_Exercise requirements_.
Transcribe the records exactly. Pictures do not belong in the transcription.

--

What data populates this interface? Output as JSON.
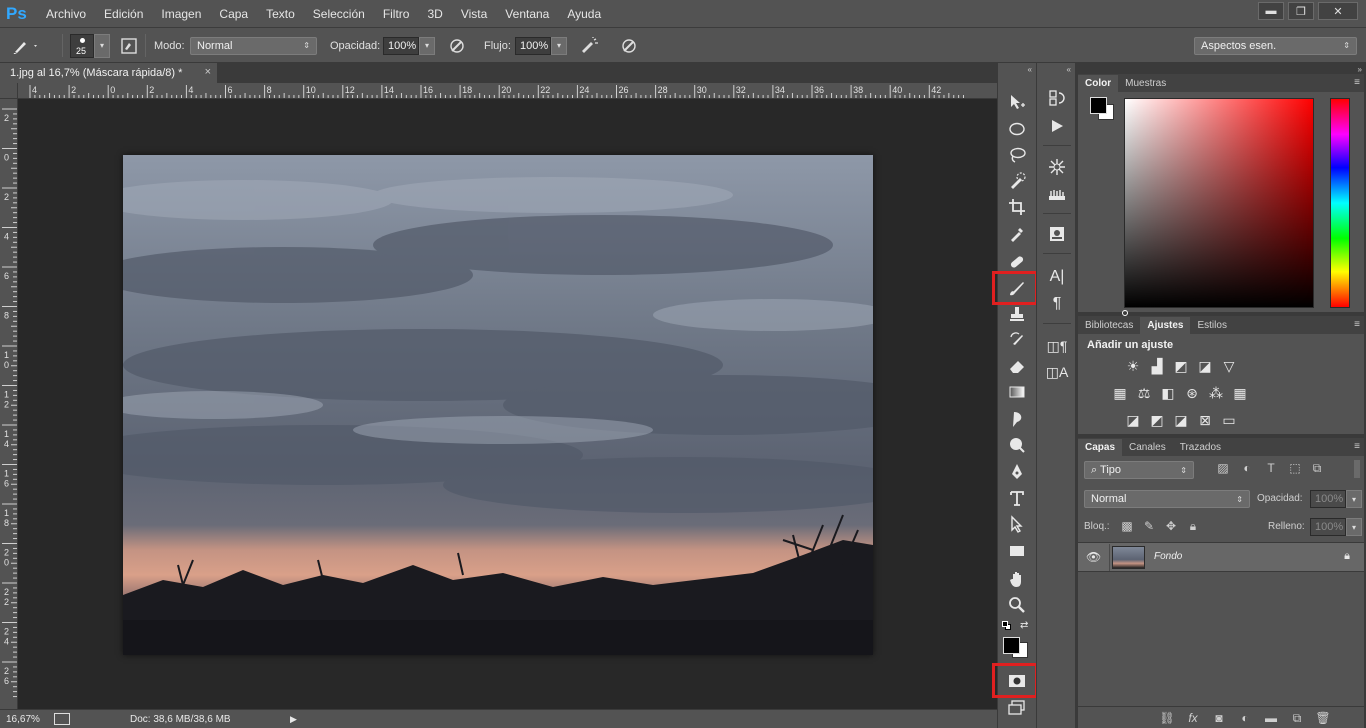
{
  "app": {
    "logo": "Ps"
  },
  "menu": [
    "Archivo",
    "Edición",
    "Imagen",
    "Capa",
    "Texto",
    "Selección",
    "Filtro",
    "3D",
    "Vista",
    "Ventana",
    "Ayuda"
  ],
  "window_controls": {
    "minimize": "▬",
    "restore": "❐",
    "close": "✕"
  },
  "options": {
    "brush_size": "25",
    "mode_label": "Modo:",
    "mode_value": "Normal",
    "opacity_label": "Opacidad:",
    "opacity_value": "100%",
    "flow_label": "Flujo:",
    "flow_value": "100%",
    "workspace": "Aspectos esen."
  },
  "document": {
    "tab_title": "1.jpg al 16,7% (Máscara rápida/8) *",
    "close": "×"
  },
  "ruler_top_labels": [
    "4",
    "2",
    "0",
    "2",
    "4",
    "6",
    "8",
    "10",
    "12",
    "14",
    "16",
    "18",
    "20",
    "22",
    "24",
    "26",
    "28",
    "30",
    "32",
    "34",
    "36",
    "38",
    "40",
    "42"
  ],
  "ruler_left_labels": [
    "2",
    "0",
    "2",
    "4",
    "6",
    "8",
    "10",
    "12",
    "14",
    "16",
    "18",
    "20",
    "22",
    "24",
    "26"
  ],
  "status": {
    "zoom": "16,67%",
    "doc": "Doc: 38,6 MB/38,6 MB"
  },
  "panels": {
    "color_tabs": [
      "Color",
      "Muestras"
    ],
    "adjust_tabs": [
      "Bibliotecas",
      "Ajustes",
      "Estilos"
    ],
    "adjust_title": "Añadir un ajuste",
    "layers_tabs": [
      "Capas",
      "Canales",
      "Trazados"
    ],
    "layers_kind": "Tipo",
    "blend_mode": "Normal",
    "opacity_label": "Opacidad:",
    "opacity_value": "100%",
    "lock_label": "Bloq.:",
    "fill_label": "Relleno:",
    "fill_value": "100%",
    "layer_name": "Fondo"
  },
  "colors": {
    "highlight": "#e02020",
    "foreground": "#000000",
    "background": "#ffffff"
  }
}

--

_Response to the task_.
What data populates this interface? Output as JSON.
{
  "app": {
    "logo": "Ps"
  },
  "menu": [
    "Archivo",
    "Edición",
    "Imagen",
    "Capa",
    "Texto",
    "Selección",
    "Filtro",
    "3D",
    "Vista",
    "Ventana",
    "Ayuda"
  ],
  "window_controls": {
    "minimize": "▬",
    "restore": "❐",
    "close": "✕"
  },
  "options": {
    "brush_size": "25",
    "mode_label": "Modo:",
    "mode_value": "Normal",
    "opacity_label": "Opacidad:",
    "opacity_value": "100%",
    "flow_label": "Flujo:",
    "flow_value": "100%",
    "workspace": "Aspectos esen."
  },
  "document": {
    "tab_title": "1.jpg al 16,7% (Máscara rápida/8) *",
    "close": "×"
  },
  "ruler_top_labels": [
    "4",
    "2",
    "0",
    "2",
    "4",
    "6",
    "8",
    "10",
    "12",
    "14",
    "16",
    "18",
    "20",
    "22",
    "24",
    "26",
    "28",
    "30",
    "32",
    "34",
    "36",
    "38",
    "40",
    "42"
  ],
  "ruler_left_labels": [
    "2",
    "0",
    "2",
    "4",
    "6",
    "8",
    "10",
    "12",
    "14",
    "16",
    "18",
    "20",
    "22",
    "24",
    "26"
  ],
  "status": {
    "zoom": "16,67%",
    "doc": "Doc: 38,6 MB/38,6 MB"
  },
  "panels": {
    "color_tabs": [
      "Color",
      "Muestras"
    ],
    "adjust_tabs": [
      "Bibliotecas",
      "Ajustes",
      "Estilos"
    ],
    "adjust_title": "Añadir un ajuste",
    "layers_tabs": [
      "Capas",
      "Canales",
      "Trazados"
    ],
    "layers_kind": "Tipo",
    "blend_mode": "Normal",
    "opacity_label": "Opacidad:",
    "opacity_value": "100%",
    "lock_label": "Bloq.:",
    "fill_label": "Relleno:",
    "fill_value": "100%",
    "layer_name": "Fondo"
  },
  "colors": {
    "highlight": "#e02020",
    "foreground": "#000000",
    "background": "#ffffff"
  }
}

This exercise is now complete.